> [What you will do]: Lift out each line of the data that holds "premier".

> [Listed entries]:

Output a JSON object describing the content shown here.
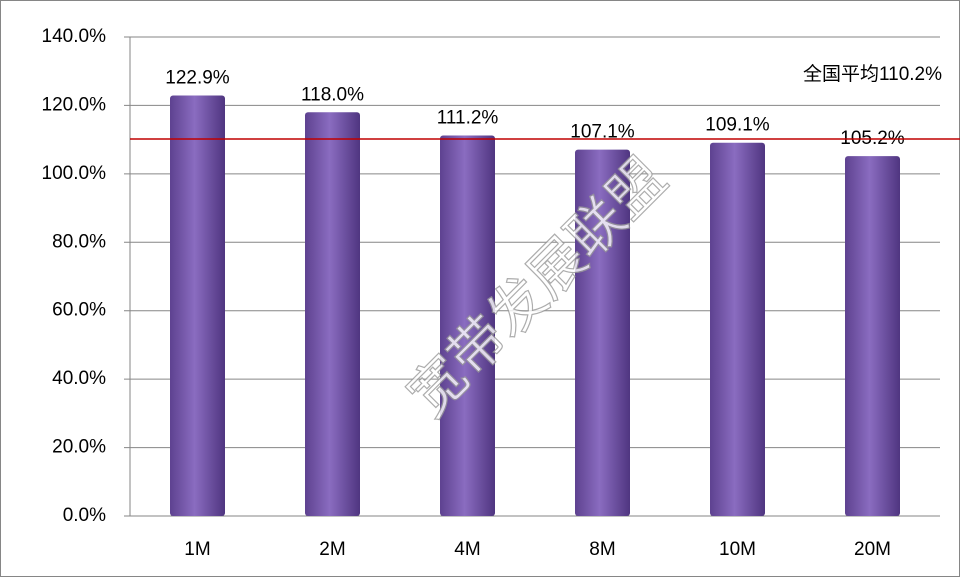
{
  "chart_data": {
    "type": "bar",
    "categories": [
      "1M",
      "2M",
      "4M",
      "8M",
      "10M",
      "20M"
    ],
    "values": [
      122.9,
      118.0,
      111.2,
      107.1,
      109.1,
      105.2
    ],
    "value_labels": [
      "122.9%",
      "118.0%",
      "111.2%",
      "107.1%",
      "109.1%",
      "105.2%"
    ],
    "color": "#7f5fb0",
    "ylim": [
      0,
      140
    ],
    "yticks": [
      {
        "value": 0,
        "label": "0.0%"
      },
      {
        "value": 20,
        "label": "20.0%"
      },
      {
        "value": 40,
        "label": "40.0%"
      },
      {
        "value": 60,
        "label": "60.0%"
      },
      {
        "value": 80,
        "label": "80.0%"
      },
      {
        "value": 100,
        "label": "100.0%"
      },
      {
        "value": 120,
        "label": "120.0%"
      },
      {
        "value": 140,
        "label": "140.0%"
      }
    ],
    "grid": true,
    "reference_line": {
      "value": 110.2,
      "label": "全国平均110.2%",
      "color": "#c00000"
    },
    "watermark": "宽带发展联盟"
  }
}
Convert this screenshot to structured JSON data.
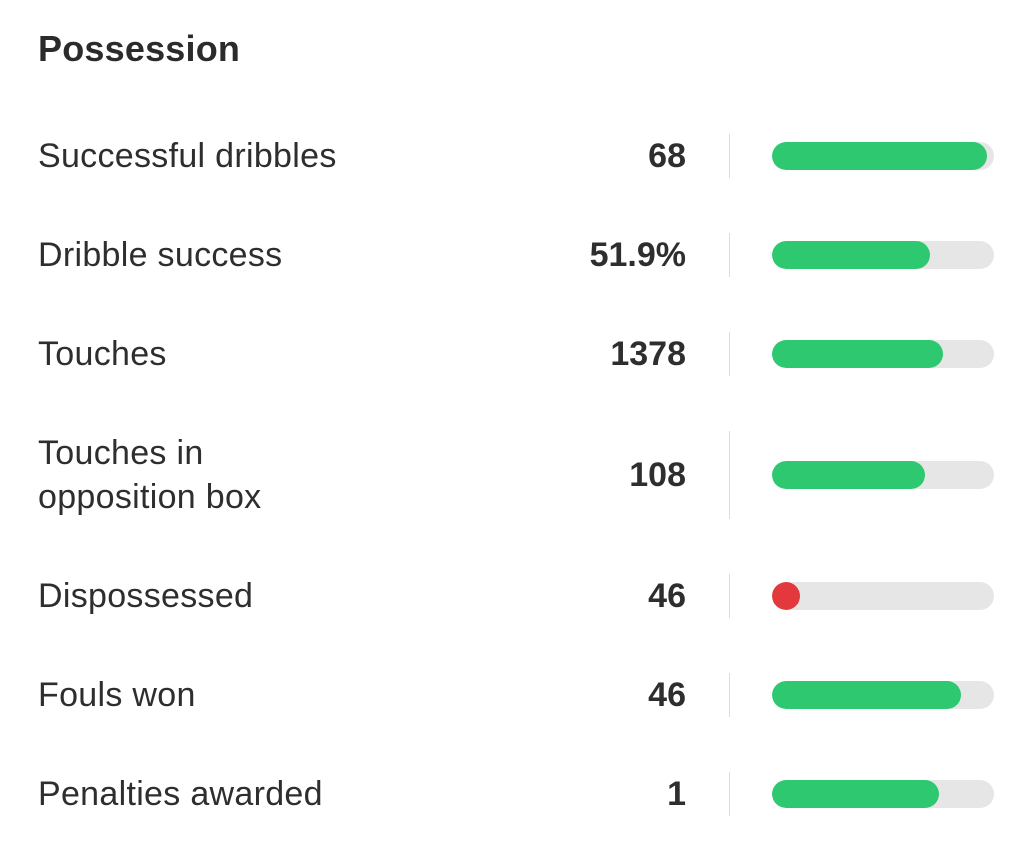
{
  "section": {
    "title": "Possession"
  },
  "colors": {
    "good": "#2ec870",
    "bad": "#e4393c",
    "track": "#e6e6e6"
  },
  "stats": [
    {
      "label": "Successful dribbles",
      "value": "68",
      "level": 0.97,
      "status": "good"
    },
    {
      "label": "Dribble success",
      "value": "51.9%",
      "level": 0.71,
      "status": "good"
    },
    {
      "label": "Touches",
      "value": "1378",
      "level": 0.77,
      "status": "good"
    },
    {
      "label": "Touches in\nopposition box",
      "value": "108",
      "level": 0.69,
      "status": "good"
    },
    {
      "label": "Dispossessed",
      "value": "46",
      "level": 0.0,
      "status": "bad"
    },
    {
      "label": "Fouls won",
      "value": "46",
      "level": 0.85,
      "status": "good"
    },
    {
      "label": "Penalties awarded",
      "value": "1",
      "level": 0.75,
      "status": "good"
    }
  ]
}
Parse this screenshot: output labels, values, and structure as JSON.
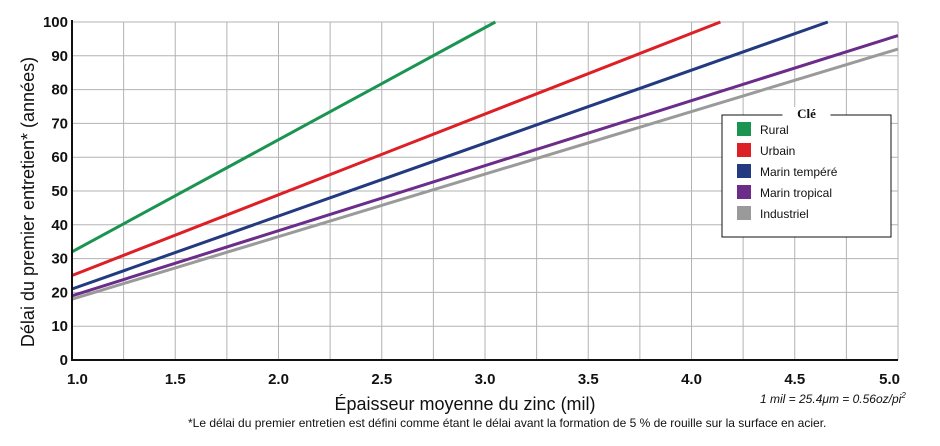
{
  "chart_data": {
    "type": "line",
    "xlabel": "Épaisseur moyenne du zinc (mil)",
    "ylabel": "Délai du premier entretien* (années)",
    "xlim": [
      1.0,
      5.0
    ],
    "ylim": [
      0,
      100
    ],
    "x_ticks": [
      "1.0",
      "1.5",
      "2.0",
      "2.5",
      "3.0",
      "3.5",
      "4.0",
      "4.5",
      "5.0"
    ],
    "y_ticks": [
      "0",
      "10",
      "20",
      "30",
      "40",
      "50",
      "60",
      "70",
      "80",
      "90",
      "100"
    ],
    "x_grid_step": 0.25,
    "y_grid_step": 10,
    "grid": true,
    "legend_title": "Clé",
    "legend_position": "right",
    "series": [
      {
        "name": "Rural",
        "color": "#1a9450",
        "x": [
          1.0,
          3.05
        ],
        "y": [
          32,
          100
        ]
      },
      {
        "name": "Urbain",
        "color": "#dd1f26",
        "x": [
          1.0,
          4.14
        ],
        "y": [
          25,
          100
        ]
      },
      {
        "name": "Marin tempéré",
        "color": "#233a80",
        "x": [
          1.0,
          4.66
        ],
        "y": [
          21,
          100
        ]
      },
      {
        "name": "Marin tropical",
        "color": "#6b2c8a",
        "x": [
          1.0,
          5.0
        ],
        "y": [
          19,
          96
        ]
      },
      {
        "name": "Industriel",
        "color": "#9a9a9a",
        "x": [
          1.0,
          5.0
        ],
        "y": [
          18,
          92
        ]
      }
    ]
  },
  "footnote": "*Le délai du premier entretien est défini comme étant le délai avant la formation de 5 % de rouille sur la surface en acier.",
  "unit_note": {
    "text": "1 mil = 25.4μm = 0.56oz/pi",
    "superscript": "2"
  }
}
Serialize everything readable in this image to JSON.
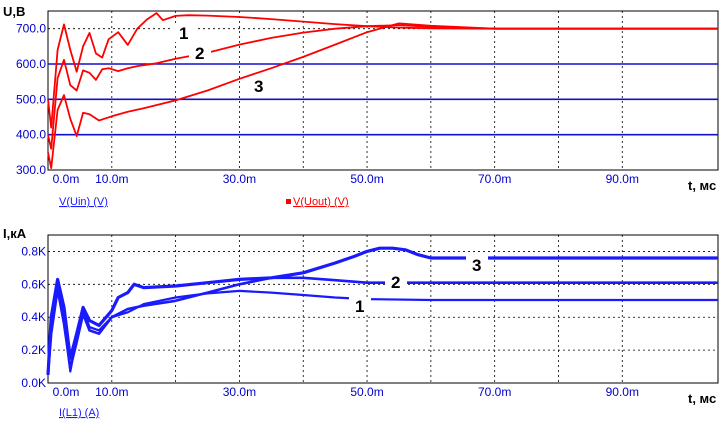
{
  "colors": {
    "voltage": "#ff0000",
    "current": "#1a1aff",
    "axis_text": "#0000cc",
    "reference_line": "#1010c8",
    "grid": "#000000"
  },
  "chart_data": [
    {
      "type": "line",
      "ylabel": "U,В",
      "xlabel": "t, мс",
      "xlim": [
        0,
        105
      ],
      "ylim": [
        300,
        750
      ],
      "x_ticks": [
        {
          "value": 0,
          "label": "0.0m"
        },
        {
          "value": 10,
          "label": "10.0m"
        },
        {
          "value": 30,
          "label": "30.0m"
        },
        {
          "value": 50,
          "label": "50.0m"
        },
        {
          "value": 70,
          "label": "70.0m"
        },
        {
          "value": 90,
          "label": "90.0m"
        }
      ],
      "y_ticks": [
        {
          "value": 300,
          "label": "300.0"
        },
        {
          "value": 400,
          "label": "400.0"
        },
        {
          "value": 500,
          "label": "500.0"
        },
        {
          "value": 600,
          "label": "600.0"
        },
        {
          "value": 700,
          "label": "700.0"
        }
      ],
      "reference_lines": [
        400,
        500,
        600
      ],
      "grid": true,
      "legend_entries": [
        {
          "label": "V(Uin) (V)"
        },
        {
          "label": "V(Uout) (V)"
        }
      ],
      "series": [
        {
          "name": "1",
          "x": [
            0,
            0.5,
            1.5,
            2.5,
            3.5,
            4.5,
            5.5,
            6.5,
            7.5,
            8.5,
            9.5,
            11,
            12.5,
            14,
            15.5,
            17,
            18,
            20,
            22,
            25,
            30,
            35,
            40,
            45,
            50,
            55,
            60,
            70,
            80,
            90,
            105
          ],
          "y": [
            500,
            420,
            640,
            712,
            640,
            578,
            650,
            688,
            630,
            618,
            670,
            690,
            654,
            700,
            726,
            744,
            724,
            736,
            738,
            737,
            733,
            727,
            720,
            713,
            707,
            703,
            701,
            700,
            700,
            700,
            700
          ]
        },
        {
          "name": "2",
          "x": [
            0,
            0.5,
            1.5,
            2.5,
            3.5,
            4.5,
            5.5,
            6.5,
            7.5,
            8.5,
            9.5,
            11,
            12.5,
            14,
            15.5,
            17,
            20,
            25,
            30,
            35,
            40,
            45,
            50,
            55,
            60,
            70,
            80,
            90,
            105
          ],
          "y": [
            400,
            360,
            560,
            612,
            540,
            525,
            582,
            575,
            555,
            585,
            588,
            580,
            588,
            594,
            598,
            602,
            615,
            632,
            655,
            674,
            689,
            700,
            707,
            710,
            705,
            700,
            700,
            700,
            700
          ]
        },
        {
          "name": "3",
          "x": [
            0,
            0.5,
            1.5,
            2.5,
            3.5,
            4.5,
            5.5,
            6.5,
            8,
            10,
            12.5,
            15,
            20,
            25,
            30,
            35,
            40,
            45,
            50,
            55,
            60,
            70,
            80,
            90,
            105
          ],
          "y": [
            350,
            305,
            470,
            512,
            445,
            396,
            462,
            458,
            440,
            452,
            465,
            475,
            497,
            525,
            558,
            588,
            620,
            655,
            690,
            715,
            708,
            700,
            700,
            700,
            700
          ]
        }
      ]
    },
    {
      "type": "line",
      "ylabel": "I,кА",
      "xlabel": "t, мс",
      "xlim": [
        0,
        105
      ],
      "ylim": [
        0,
        0.9
      ],
      "x_ticks": [
        {
          "value": 0,
          "label": "0.0m"
        },
        {
          "value": 10,
          "label": "10.0m"
        },
        {
          "value": 30,
          "label": "30.0m"
        },
        {
          "value": 50,
          "label": "50.0m"
        },
        {
          "value": 70,
          "label": "70.0m"
        },
        {
          "value": 90,
          "label": "90.0m"
        }
      ],
      "y_ticks": [
        {
          "value": 0,
          "label": "0.0K"
        },
        {
          "value": 0.2,
          "label": "0.2K"
        },
        {
          "value": 0.4,
          "label": "0.4K"
        },
        {
          "value": 0.6,
          "label": "0.6K"
        },
        {
          "value": 0.8,
          "label": "0.8K"
        }
      ],
      "grid": true,
      "legend_entries": [
        {
          "label": "I(L1) (A)"
        }
      ],
      "series": [
        {
          "name": "1",
          "x": [
            0,
            0.5,
            1.5,
            2.5,
            3.5,
            4.5,
            5.5,
            6.5,
            8,
            10,
            12.5,
            15,
            20,
            25,
            30,
            35,
            40,
            45,
            50,
            60,
            70,
            80,
            90,
            105
          ],
          "y": [
            0.05,
            0.35,
            0.61,
            0.38,
            0.07,
            0.28,
            0.45,
            0.34,
            0.32,
            0.4,
            0.43,
            0.48,
            0.52,
            0.545,
            0.56,
            0.55,
            0.535,
            0.52,
            0.51,
            0.505,
            0.505,
            0.505,
            0.505,
            0.505
          ]
        },
        {
          "name": "2",
          "x": [
            0,
            0.5,
            1.5,
            2.5,
            3.5,
            4.5,
            5.5,
            6.5,
            8,
            10,
            12.5,
            15,
            20,
            25,
            30,
            35,
            40,
            45,
            50,
            60,
            70,
            80,
            90,
            105
          ],
          "y": [
            0.05,
            0.3,
            0.57,
            0.36,
            0.09,
            0.25,
            0.42,
            0.32,
            0.3,
            0.4,
            0.45,
            0.47,
            0.5,
            0.55,
            0.6,
            0.64,
            0.64,
            0.625,
            0.61,
            0.61,
            0.61,
            0.61,
            0.61,
            0.61
          ]
        },
        {
          "name": "3",
          "x": [
            0,
            0.5,
            1.5,
            2.5,
            3.5,
            4.5,
            5.5,
            6.5,
            8,
            10,
            11,
            12.5,
            13.5,
            15,
            20,
            25,
            30,
            35,
            40,
            45,
            48,
            50,
            52,
            54,
            56,
            58,
            60,
            63,
            70,
            80,
            90,
            105
          ],
          "y": [
            0.05,
            0.4,
            0.63,
            0.46,
            0.15,
            0.3,
            0.46,
            0.38,
            0.35,
            0.44,
            0.52,
            0.55,
            0.6,
            0.58,
            0.59,
            0.61,
            0.63,
            0.64,
            0.67,
            0.73,
            0.77,
            0.8,
            0.82,
            0.82,
            0.81,
            0.78,
            0.76,
            0.76,
            0.76,
            0.76,
            0.76,
            0.76
          ]
        }
      ]
    }
  ]
}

> [Task output]:
    "ylabel": "Délai du premier entretien* (années)",
  "footnote": "*Le délai du premier entretien est défini comme étant le délai avant la formation de 5 % de rouille sur la surface en acier.",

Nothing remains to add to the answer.